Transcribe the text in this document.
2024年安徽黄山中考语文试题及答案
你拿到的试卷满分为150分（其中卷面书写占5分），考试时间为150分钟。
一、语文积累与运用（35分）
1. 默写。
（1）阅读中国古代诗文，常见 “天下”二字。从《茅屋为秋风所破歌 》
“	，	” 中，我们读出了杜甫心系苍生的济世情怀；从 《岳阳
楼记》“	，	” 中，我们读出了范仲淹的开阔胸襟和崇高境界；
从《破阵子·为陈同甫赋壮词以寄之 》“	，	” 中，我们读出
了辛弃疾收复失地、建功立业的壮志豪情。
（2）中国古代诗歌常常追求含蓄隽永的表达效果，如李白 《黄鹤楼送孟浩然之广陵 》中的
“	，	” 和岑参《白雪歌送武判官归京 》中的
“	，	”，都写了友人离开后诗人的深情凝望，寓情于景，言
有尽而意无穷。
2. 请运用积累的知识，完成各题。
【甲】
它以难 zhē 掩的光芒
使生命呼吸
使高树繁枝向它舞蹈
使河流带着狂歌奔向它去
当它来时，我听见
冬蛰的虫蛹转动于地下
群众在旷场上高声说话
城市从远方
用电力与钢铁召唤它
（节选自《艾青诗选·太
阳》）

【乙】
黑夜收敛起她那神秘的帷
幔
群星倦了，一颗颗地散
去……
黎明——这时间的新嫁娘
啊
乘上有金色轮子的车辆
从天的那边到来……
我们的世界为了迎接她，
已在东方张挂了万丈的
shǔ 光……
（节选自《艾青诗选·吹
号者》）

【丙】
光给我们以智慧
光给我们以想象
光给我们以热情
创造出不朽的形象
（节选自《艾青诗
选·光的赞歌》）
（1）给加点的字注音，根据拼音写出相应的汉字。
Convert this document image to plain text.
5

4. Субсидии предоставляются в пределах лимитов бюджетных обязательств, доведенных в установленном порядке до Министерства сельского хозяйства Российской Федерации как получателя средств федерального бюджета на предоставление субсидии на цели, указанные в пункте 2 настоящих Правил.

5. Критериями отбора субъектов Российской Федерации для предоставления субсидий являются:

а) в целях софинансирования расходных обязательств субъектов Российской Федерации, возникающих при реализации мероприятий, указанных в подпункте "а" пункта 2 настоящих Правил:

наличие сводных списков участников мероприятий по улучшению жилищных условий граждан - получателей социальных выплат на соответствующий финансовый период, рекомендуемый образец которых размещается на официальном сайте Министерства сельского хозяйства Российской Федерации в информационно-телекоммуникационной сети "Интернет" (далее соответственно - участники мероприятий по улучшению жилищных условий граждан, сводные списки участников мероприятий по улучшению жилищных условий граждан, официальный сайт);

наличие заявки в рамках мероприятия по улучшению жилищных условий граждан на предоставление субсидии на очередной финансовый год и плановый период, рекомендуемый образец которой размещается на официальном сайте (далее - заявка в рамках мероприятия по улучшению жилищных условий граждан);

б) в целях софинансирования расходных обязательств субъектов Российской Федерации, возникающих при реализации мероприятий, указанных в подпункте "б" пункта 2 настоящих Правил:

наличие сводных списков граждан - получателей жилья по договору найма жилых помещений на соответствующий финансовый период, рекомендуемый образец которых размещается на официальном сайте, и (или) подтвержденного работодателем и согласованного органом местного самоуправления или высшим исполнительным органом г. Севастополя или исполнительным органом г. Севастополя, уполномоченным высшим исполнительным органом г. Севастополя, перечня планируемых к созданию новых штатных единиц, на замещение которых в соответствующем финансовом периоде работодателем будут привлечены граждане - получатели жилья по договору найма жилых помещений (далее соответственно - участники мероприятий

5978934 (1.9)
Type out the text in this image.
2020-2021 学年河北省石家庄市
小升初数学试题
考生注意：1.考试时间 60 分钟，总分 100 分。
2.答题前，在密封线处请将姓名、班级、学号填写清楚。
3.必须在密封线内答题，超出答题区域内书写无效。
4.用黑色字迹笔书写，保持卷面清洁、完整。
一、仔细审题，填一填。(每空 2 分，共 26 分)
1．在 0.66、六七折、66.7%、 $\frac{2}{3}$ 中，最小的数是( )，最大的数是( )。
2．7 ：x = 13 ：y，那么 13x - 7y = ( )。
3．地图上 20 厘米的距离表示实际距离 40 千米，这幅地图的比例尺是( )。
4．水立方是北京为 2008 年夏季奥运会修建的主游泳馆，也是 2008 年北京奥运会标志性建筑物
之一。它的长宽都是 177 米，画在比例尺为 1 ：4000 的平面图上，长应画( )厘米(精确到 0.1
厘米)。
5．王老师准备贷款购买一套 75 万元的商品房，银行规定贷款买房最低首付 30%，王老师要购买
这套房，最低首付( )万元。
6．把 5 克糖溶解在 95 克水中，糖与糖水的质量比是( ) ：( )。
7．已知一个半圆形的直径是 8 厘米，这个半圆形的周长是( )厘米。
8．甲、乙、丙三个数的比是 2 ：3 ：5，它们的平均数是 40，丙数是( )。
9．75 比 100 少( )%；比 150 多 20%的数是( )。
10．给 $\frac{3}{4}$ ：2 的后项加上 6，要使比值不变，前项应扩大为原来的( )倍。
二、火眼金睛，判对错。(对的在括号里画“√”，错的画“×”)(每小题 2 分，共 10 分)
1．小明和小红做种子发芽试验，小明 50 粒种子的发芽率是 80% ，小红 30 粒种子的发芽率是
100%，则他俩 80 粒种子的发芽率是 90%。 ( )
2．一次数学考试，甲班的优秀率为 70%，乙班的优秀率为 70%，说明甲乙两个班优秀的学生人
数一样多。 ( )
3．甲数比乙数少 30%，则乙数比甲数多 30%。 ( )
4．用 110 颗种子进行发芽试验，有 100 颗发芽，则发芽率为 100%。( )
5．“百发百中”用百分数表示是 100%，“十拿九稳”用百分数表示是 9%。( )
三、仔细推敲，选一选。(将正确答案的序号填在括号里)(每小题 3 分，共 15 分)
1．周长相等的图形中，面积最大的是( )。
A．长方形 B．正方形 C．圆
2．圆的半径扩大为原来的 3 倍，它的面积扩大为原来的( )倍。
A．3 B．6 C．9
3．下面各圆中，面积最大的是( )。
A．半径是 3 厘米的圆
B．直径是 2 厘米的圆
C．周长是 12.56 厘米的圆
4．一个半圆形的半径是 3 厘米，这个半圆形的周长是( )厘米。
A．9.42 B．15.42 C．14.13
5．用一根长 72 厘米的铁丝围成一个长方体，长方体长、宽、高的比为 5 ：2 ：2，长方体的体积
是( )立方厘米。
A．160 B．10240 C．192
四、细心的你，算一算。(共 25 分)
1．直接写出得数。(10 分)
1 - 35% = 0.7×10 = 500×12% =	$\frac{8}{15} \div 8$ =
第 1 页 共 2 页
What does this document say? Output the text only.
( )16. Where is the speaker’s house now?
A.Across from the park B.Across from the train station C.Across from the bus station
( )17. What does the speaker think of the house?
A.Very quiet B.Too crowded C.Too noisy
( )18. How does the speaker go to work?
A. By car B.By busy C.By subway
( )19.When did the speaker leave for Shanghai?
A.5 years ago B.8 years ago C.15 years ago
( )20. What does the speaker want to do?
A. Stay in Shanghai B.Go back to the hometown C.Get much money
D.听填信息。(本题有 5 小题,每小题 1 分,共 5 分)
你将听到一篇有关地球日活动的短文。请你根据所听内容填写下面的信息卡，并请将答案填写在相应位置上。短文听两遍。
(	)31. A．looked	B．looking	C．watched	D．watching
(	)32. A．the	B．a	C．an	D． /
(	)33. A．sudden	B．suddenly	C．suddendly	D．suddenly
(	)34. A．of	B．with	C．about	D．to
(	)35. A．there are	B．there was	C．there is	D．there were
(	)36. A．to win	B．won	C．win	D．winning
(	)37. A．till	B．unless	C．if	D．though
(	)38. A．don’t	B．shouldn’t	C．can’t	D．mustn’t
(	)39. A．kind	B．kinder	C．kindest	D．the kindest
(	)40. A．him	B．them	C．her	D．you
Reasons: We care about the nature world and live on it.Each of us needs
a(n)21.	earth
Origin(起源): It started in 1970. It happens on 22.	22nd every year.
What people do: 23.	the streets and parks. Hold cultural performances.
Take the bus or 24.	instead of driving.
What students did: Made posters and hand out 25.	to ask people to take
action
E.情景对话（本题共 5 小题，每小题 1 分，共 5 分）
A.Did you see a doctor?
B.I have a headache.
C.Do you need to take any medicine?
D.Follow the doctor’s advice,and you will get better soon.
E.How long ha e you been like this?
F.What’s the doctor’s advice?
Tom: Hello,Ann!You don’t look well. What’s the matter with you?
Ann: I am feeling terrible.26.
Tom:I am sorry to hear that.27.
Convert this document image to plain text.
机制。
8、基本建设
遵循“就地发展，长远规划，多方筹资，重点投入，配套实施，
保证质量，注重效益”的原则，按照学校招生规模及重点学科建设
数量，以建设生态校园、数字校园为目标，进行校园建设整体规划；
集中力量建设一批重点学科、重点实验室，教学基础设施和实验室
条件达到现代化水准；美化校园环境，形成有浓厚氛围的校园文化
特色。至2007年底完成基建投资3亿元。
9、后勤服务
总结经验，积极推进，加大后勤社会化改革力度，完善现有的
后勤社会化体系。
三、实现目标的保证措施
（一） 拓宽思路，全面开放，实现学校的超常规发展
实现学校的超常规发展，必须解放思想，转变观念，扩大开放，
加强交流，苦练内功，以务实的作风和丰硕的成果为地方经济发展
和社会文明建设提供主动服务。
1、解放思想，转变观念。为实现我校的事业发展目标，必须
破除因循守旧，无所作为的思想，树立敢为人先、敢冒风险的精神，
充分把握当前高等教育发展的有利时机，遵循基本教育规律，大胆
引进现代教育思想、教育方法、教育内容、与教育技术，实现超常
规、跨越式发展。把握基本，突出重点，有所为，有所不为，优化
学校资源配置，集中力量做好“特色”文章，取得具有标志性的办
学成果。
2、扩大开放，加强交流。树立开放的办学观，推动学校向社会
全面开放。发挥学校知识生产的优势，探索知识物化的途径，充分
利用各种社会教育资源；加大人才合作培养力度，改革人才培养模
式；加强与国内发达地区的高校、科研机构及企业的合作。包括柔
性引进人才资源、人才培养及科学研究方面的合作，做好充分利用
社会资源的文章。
════════════════════
Across the records above, count the lines holding "扩大开放" and reply with that number alone.

2